_TO BE DONE_:
Write out all of the data exactly as it appears.

_SUPPLIED RECORDS_:
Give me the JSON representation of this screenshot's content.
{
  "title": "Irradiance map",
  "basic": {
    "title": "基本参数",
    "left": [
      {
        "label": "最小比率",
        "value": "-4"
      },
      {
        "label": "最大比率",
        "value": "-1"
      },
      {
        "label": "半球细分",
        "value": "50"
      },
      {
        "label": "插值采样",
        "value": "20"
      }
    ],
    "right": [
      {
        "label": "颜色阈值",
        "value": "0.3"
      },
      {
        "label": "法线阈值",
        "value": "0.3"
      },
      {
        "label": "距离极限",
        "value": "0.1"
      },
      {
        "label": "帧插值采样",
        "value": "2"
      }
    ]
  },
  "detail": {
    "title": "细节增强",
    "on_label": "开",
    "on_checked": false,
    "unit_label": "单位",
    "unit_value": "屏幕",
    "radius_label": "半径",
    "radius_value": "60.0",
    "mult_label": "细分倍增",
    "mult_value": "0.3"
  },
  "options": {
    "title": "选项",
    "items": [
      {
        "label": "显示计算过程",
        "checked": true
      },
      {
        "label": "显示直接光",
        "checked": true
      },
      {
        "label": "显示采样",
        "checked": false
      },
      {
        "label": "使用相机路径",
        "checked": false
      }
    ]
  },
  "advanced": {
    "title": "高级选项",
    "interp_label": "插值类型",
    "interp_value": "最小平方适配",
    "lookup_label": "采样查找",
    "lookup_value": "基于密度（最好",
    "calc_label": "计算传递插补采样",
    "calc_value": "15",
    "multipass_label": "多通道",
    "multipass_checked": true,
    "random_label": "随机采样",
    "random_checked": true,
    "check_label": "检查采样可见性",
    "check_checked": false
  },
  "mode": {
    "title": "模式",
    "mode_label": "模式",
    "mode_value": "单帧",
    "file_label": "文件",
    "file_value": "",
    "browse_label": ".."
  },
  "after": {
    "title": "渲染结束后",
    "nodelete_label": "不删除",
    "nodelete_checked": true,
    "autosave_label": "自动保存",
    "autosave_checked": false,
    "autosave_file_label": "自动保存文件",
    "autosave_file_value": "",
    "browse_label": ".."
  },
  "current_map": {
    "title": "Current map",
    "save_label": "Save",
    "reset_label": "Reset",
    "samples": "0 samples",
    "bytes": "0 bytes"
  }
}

_TASK RESPONSE_:
Give me the JSON representation of this screenshot's content.
{
  "title": "Irradiance map",
  "basic": {
    "title": "基本参数",
    "left": [
      {
        "label": "最小比率",
        "value": "-4"
      },
      {
        "label": "最大比率",
        "value": "-1"
      },
      {
        "label": "半球细分",
        "value": "50"
      },
      {
        "label": "插值采样",
        "value": "20"
      }
    ],
    "right": [
      {
        "label": "颜色阈值",
        "value": "0.3"
      },
      {
        "label": "法线阈值",
        "value": "0.3"
      },
      {
        "label": "距离极限",
        "value": "0.1"
      },
      {
        "label": "帧插值采样",
        "value": "2"
      }
    ]
  },
  "detail": {
    "title": "细节增强",
    "on_label": "开",
    "on_checked": false,
    "unit_label": "单位",
    "unit_value": "屏幕",
    "radius_label": "半径",
    "radius_value": "60.0",
    "mult_label": "细分倍增",
    "mult_value": "0.3"
  },
  "options": {
    "title": "选项",
    "items": [
      {
        "label": "显示计算过程",
        "checked": true
      },
      {
        "label": "显示直接光",
        "checked": true
      },
      {
        "label": "显示采样",
        "checked": false
      },
      {
        "label": "使用相机路径",
        "checked": false
      }
    ]
  },
  "advanced": {
    "title": "高级选项",
    "interp_label": "插值类型",
    "interp_value": "最小平方适配",
    "lookup_label": "采样查找",
    "lookup_value": "基于密度（最好",
    "calc_label": "计算传递插补采样",
    "calc_value": "15",
    "multipass_label": "多通道",
    "multipass_checked": true,
    "random_label": "随机采样",
    "random_checked": true,
    "check_label": "检查采样可见性",
    "check_checked": false
  },
  "mode": {
    "title": "模式",
    "mode_label": "模式",
    "mode_value": "单帧",
    "file_label": "文件",
    "file_value": "",
    "browse_label": ".."
  },
  "after": {
    "title": "渲染结束后",
    "nodelete_label": "不删除",
    "nodelete_checked": true,
    "autosave_label": "自动保存",
    "autosave_checked": false,
    "autosave_file_label": "自动保存文件",
    "autosave_file_value": "",
    "browse_label": ".."
  },
  "current_map": {
    "title": "Current map",
    "save_label": "Save",
    "reset_label": "Reset",
    "samples": "0 samples",
    "bytes": "0 bytes"
  }
}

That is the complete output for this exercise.